Exactly as given, repeat all of the entries.

=== Material provided ===

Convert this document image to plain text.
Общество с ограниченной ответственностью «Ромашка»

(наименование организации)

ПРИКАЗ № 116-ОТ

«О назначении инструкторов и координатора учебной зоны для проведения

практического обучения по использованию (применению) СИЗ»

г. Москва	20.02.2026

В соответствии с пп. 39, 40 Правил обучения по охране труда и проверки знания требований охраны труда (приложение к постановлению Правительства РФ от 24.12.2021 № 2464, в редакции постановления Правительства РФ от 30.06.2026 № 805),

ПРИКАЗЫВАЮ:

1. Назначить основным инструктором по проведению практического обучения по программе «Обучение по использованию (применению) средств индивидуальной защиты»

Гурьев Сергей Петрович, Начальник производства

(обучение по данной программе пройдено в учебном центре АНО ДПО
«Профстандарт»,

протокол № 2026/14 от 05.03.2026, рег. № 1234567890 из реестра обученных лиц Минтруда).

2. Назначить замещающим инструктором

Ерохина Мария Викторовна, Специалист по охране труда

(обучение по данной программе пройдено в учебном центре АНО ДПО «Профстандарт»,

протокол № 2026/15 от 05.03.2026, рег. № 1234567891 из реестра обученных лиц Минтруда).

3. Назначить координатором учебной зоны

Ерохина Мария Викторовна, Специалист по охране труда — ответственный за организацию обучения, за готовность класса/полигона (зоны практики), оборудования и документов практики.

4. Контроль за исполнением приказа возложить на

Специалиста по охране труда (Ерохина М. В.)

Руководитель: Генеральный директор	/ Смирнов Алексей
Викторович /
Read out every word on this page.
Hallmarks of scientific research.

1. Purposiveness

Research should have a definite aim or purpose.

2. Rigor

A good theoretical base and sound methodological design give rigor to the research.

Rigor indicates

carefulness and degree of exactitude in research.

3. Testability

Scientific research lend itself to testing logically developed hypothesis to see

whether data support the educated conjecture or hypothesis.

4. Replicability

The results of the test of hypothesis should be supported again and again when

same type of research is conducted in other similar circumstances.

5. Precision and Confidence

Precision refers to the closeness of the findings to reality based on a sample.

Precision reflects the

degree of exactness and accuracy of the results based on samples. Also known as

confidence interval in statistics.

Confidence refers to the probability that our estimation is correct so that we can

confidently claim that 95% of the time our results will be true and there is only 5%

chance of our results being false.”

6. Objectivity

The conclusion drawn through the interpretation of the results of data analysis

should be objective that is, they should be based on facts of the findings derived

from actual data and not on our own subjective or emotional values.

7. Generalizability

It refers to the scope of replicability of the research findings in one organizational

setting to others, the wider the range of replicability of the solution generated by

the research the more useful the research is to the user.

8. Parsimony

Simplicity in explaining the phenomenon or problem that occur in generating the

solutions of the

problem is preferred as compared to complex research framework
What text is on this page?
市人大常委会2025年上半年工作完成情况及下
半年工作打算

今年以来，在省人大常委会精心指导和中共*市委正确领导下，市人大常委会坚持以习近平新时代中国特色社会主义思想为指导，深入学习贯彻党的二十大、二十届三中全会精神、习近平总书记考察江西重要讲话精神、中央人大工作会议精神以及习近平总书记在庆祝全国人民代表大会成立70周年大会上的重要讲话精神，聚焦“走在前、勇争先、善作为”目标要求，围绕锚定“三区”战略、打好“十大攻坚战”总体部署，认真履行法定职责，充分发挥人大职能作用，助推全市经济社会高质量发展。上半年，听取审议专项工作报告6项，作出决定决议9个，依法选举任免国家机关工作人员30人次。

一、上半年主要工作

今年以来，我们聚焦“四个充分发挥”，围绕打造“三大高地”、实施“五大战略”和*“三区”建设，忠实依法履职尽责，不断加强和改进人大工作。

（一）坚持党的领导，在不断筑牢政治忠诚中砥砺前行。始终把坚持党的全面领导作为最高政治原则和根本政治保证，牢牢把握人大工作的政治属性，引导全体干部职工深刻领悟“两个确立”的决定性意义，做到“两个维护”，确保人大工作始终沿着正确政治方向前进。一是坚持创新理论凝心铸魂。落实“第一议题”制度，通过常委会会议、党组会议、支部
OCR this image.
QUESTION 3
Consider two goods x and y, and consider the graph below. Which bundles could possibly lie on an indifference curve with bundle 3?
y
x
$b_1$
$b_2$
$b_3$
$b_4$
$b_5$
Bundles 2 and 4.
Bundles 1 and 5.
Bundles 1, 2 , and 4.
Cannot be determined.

===

Solution for this problem –
Convert this document image to plain text.
Общество с ограниченной ответственностью «Ромашка»

(наименование организации)

ПРИКАЗ № 116-ОТ

«О назначении инструкторов и координатора учебной зоны для проведения

практического обучения по использованию (применению) СИЗ»

г. Москва	20.02.2026

В соответствии с пп. 39, 40 Правил обучения по охране труда и проверки знания требований охраны труда (приложение к постановлению Правительства РФ от 24.12.2021 № 2464, в редакции постановления Правительства РФ от 30.06.2026 № 805),

ПРИКАЗЫВАЮ:

1. Назначить основным инструктором по проведению практического обучения по программе «Обучение по использованию (применению) средств индивидуальной защиты»

Гурьев Сергей Петрович, Начальник производства

(обучение по данной программе пройдено в учебном центре АНО ДПО
«Профстандарт»,

протокол № 2026/14 от 05.03.2026, рег. № 1234567890 из реестра обученных лиц Минтруда).

2. Назначить замещающим инструктором

Ерохина Мария Викторовна, Специалист по охране труда

(обучение по данной программе пройдено в учебном центре АНО ДПО «Профстандарт»,

протокол № 2026/15 от 05.03.2026, рег. № 1234567891 из реестра обученных лиц Минтруда).

3. Назначить координатором учебной зоны

Ерохина Мария Викторовна, Специалист по охране труда — ответственный за организацию обучения, за готовность класса/полигона (зоны практики), оборудования и документов практики.

4. Контроль за исполнением приказа возложить на

Специалиста по охране труда (Ерохина М. В.)

Руководитель: Генеральный директор	/ Смирнов Алексей
Викторович /
Read out every word on this page.
Hallmarks of scientific research.

1. Purposiveness

Research should have a definite aim or purpose.

2. Rigor

A good theoretical base and sound methodological design give rigor to the research.

Rigor indicates

carefulness and degree of exactitude in research.

3. Testability

Scientific research lend itself to testing logically developed hypothesis to see

whether data support the educated conjecture or hypothesis.

4. Replicability

The results of the test of hypothesis should be supported again and again when

same type of research is conducted in other similar circumstances.

5. Precision and Confidence

Precision refers to the closeness of the findings to reality based on a sample.

Precision reflects the

degree of exactness and accuracy of the results based on samples. Also known as

confidence interval in statistics.

Confidence refers to the probability that our estimation is correct so that we can

confidently claim that 95% of the time our results will be true and there is only 5%

chance of our results being false.”

6. Objectivity

The conclusion drawn through the interpretation of the results of data analysis

should be objective that is, they should be based on facts of the findings derived

from actual data and not on our own subjective or emotional values.

7. Generalizability

It refers to the scope of replicability of the research findings in one organizational

setting to others, the wider the range of replicability of the solution generated by

the research the more useful the research is to the user.

8. Parsimony

Simplicity in explaining the phenomenon or problem that occur in generating the

solutions of the

problem is preferred as compared to complex research framework
What text is on this page?
市人大常委会2025年上半年工作完成情况及下
半年工作打算

今年以来，在省人大常委会精心指导和中共*市委正确领导下，市人大常委会坚持以习近平新时代中国特色社会主义思想为指导，深入学习贯彻党的二十大、二十届三中全会精神、习近平总书记考察江西重要讲话精神、中央人大工作会议精神以及习近平总书记在庆祝全国人民代表大会成立70周年大会上的重要讲话精神，聚焦“走在前、勇争先、善作为”目标要求，围绕锚定“三区”战略、打好“十大攻坚战”总体部署，认真履行法定职责，充分发挥人大职能作用，助推全市经济社会高质量发展。上半年，听取审议专项工作报告6项，作出决定决议9个，依法选举任免国家机关工作人员30人次。

一、上半年主要工作

今年以来，我们聚焦“四个充分发挥”，围绕打造“三大高地”、实施“五大战略”和*“三区”建设，忠实依法履职尽责，不断加强和改进人大工作。

（一）坚持党的领导，在不断筑牢政治忠诚中砥砺前行。始终把坚持党的全面领导作为最高政治原则和根本政治保证，牢牢把握人大工作的政治属性，引导全体干部职工深刻领悟“两个确立”的决定性意义，做到“两个维护”，确保人大工作始终沿着正确政治方向前进。一是坚持创新理论凝心铸魂。落实“第一议题”制度，通过常委会会议、党组会议、支部
OCR this image.
QUESTION 3
Consider two goods x and y, and consider the graph below. Which bundles could possibly lie on an indifference curve with bundle 3?
y
x
$b_1$
$b_2$
$b_3$
$b_4$
$b_5$
Bundles 2 and 4.
Bundles 1 and 5.
Bundles 1, 2 , and 4.
Cannot be determined.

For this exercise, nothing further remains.